## Dataset listings of figures
^^^^

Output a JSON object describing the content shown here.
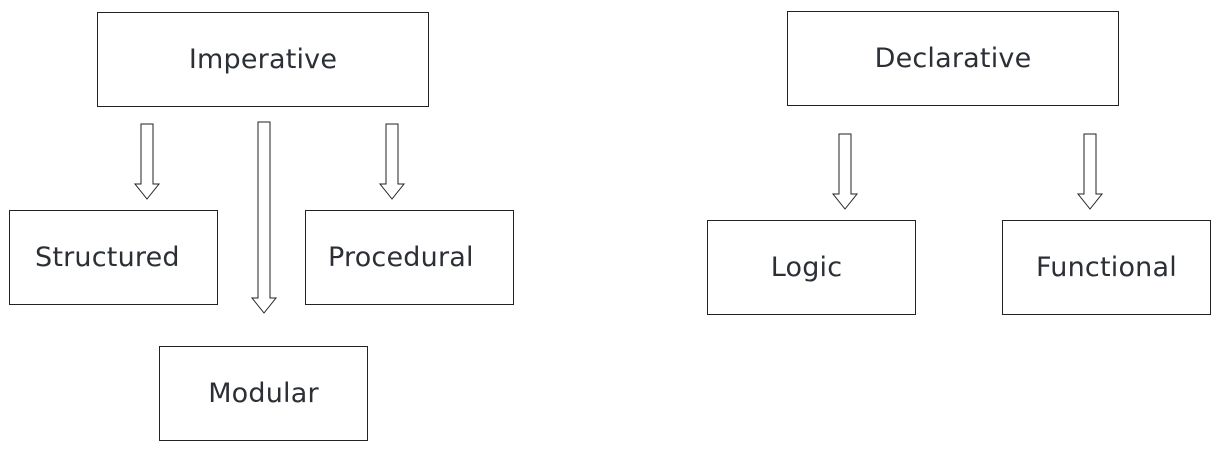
{
  "diagram": {
    "imperative": {
      "label": "Imperative",
      "children": {
        "structured": "Structured",
        "modular": "Modular",
        "procedural": "Procedural"
      }
    },
    "declarative": {
      "label": "Declarative",
      "children": {
        "logic": "Logic",
        "functional": "Functional"
      }
    }
  }
}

^^^^

## Goal
Write the listing above out again exactly, dropping each image.

## Written response
Output a JSON object describing the content shown here.
{
  "diagram": {
    "imperative": {
      "label": "Imperative",
      "children": {
        "structured": "Structured",
        "modular": "Modular",
        "procedural": "Procedural"
      }
    },
    "declarative": {
      "label": "Declarative",
      "children": {
        "logic": "Logic",
        "functional": "Functional"
      }
    }
  }
}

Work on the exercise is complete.